**STATED TASK**
Can you rewrite these lines with "output fiber" changed to "exit fiber" and nothing else altered, leaving out the pictures?

Collection entries:
>> Start
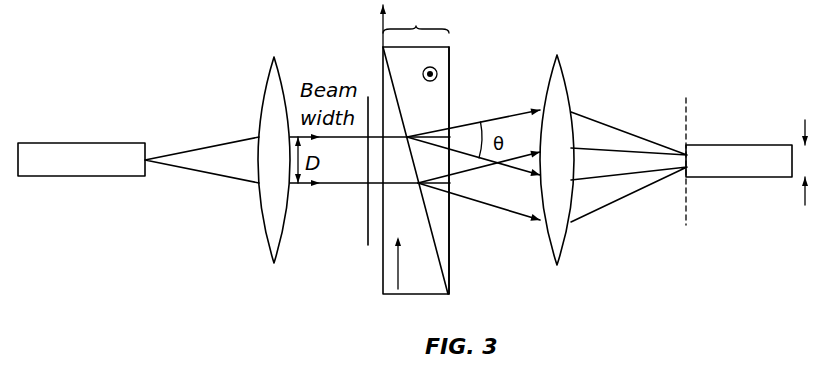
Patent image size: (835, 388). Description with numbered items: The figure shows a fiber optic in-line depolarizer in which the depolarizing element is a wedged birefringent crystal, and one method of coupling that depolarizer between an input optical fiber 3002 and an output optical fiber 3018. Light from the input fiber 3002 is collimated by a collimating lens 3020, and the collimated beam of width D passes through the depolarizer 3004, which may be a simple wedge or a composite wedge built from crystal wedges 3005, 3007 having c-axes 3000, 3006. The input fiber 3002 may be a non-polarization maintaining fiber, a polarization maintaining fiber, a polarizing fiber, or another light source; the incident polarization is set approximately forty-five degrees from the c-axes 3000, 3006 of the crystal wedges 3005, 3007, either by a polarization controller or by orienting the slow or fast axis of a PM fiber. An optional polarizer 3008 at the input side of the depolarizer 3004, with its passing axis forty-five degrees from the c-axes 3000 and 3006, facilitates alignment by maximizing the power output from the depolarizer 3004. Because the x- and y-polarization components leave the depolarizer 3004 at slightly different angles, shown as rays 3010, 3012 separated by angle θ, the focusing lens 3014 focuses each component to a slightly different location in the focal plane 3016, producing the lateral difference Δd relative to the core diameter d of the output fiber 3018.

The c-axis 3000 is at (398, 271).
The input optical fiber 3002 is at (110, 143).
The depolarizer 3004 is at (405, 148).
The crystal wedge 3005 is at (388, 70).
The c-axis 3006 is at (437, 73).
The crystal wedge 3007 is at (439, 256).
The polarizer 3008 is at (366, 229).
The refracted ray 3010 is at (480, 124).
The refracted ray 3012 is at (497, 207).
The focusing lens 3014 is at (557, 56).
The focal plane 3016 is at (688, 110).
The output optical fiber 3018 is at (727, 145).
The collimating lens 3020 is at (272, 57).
>> End
**ANSWER TO THE EXERCISE**
Patent image size: (835, 388). Description with numbered items: The figure shows a fiber optic in-line depolarizer in which the depolarizing element is a wedged birefringent crystal, and one method of coupling that depolarizer between an input optical fiber 3002 and an output optical fiber 3018. Light from the input fiber 3002 is collimated by a collimating lens 3020, and the collimated beam of width D passes through the depolarizer 3004, which may be a simple wedge or a composite wedge built from crystal wedges 3005, 3007 having c-axes 3000, 3006. The input fiber 3002 may be a non-polarization maintaining fiber, a polarization maintaining fiber, a polarizing fiber, or another light source; the incident polarization is set approximately forty-five degrees from the c-axes 3000, 3006 of the crystal wedges 3005, 3007, either by a polarization controller or by orienting the slow or fast axis of a PM fiber. An optional polarizer 3008 at the input side of the depolarizer 3004, with its passing axis forty-five degrees from the c-axes 3000 and 3006, facilitates alignment by maximizing the power output from the depolarizer 3004. Because the x- and y-polarization components leave the depolarizer 3004 at slightly different angles, shown as rays 3010, 3012 separated by angle θ, the focusing lens 3014 focuses each component to a slightly different location in the focal plane 3016, producing the lateral difference Δd relative to the core diameter d of the exit fiber 3018.

The c-axis 3000 is at (398, 271).
The input optical fiber 3002 is at (110, 143).
The depolarizer 3004 is at (405, 148).
The crystal wedge 3005 is at (388, 70).
The c-axis 3006 is at (437, 73).
The crystal wedge 3007 is at (439, 256).
The polarizer 3008 is at (366, 229).
The refracted ray 3010 is at (480, 124).
The refracted ray 3012 is at (497, 207).
The focusing lens 3014 is at (557, 56).
The focal plane 3016 is at (688, 110).
The output optical fiber 3018 is at (727, 145).
The collimating lens 3020 is at (272, 57).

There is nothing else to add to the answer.